Task directions – From the entries below, please gather each line containing the string "границах".

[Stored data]
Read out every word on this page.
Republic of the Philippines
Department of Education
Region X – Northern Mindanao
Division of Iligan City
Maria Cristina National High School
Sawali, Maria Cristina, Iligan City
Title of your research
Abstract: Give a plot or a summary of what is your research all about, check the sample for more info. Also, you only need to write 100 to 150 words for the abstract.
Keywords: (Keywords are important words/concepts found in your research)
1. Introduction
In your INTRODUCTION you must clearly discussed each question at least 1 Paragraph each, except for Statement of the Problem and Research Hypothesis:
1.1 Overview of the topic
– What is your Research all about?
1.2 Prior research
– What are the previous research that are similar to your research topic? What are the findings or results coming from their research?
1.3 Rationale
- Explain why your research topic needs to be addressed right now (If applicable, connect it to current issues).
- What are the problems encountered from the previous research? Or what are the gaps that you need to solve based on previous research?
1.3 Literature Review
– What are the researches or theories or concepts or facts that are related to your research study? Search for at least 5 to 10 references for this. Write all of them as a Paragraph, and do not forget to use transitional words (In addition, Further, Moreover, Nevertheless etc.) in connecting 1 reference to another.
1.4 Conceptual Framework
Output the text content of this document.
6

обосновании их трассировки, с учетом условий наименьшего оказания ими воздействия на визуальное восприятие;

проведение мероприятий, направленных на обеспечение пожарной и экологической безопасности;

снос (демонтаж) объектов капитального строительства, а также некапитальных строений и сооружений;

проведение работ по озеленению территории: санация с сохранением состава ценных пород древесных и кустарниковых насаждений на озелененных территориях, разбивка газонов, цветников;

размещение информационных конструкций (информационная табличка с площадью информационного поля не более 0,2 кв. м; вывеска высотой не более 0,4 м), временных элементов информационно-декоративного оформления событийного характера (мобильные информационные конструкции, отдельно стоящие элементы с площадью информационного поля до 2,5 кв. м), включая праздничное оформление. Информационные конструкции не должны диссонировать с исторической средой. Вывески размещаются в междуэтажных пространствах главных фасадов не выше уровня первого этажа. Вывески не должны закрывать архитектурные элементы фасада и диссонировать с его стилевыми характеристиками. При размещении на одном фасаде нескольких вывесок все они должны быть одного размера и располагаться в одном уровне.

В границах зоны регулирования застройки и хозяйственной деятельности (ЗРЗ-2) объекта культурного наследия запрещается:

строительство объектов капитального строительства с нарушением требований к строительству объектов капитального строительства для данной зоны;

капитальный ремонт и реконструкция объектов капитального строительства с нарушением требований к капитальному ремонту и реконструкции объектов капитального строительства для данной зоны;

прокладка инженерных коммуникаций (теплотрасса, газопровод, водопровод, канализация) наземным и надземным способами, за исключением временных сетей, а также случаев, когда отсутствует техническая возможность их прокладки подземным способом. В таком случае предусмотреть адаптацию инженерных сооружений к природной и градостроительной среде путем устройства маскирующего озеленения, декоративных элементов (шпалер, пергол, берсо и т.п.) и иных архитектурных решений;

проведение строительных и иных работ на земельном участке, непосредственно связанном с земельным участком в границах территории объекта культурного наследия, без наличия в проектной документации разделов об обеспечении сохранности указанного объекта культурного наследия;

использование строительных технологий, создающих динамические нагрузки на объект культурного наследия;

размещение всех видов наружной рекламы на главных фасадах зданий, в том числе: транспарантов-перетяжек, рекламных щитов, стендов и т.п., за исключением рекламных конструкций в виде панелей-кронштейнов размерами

Exercise result –
В границах зоны регулирования застройки и хозяйственной деятельности (ЗРЗ-2) объекта культурного наследия запрещается:
проведение строительных и иных работ на земельном участке, непосредственно связанном с земельным участком в границах территории объекта культурного наследия, без наличия в проектной документации разделов об обеспечении сохранности указанного объекта культурного наследия;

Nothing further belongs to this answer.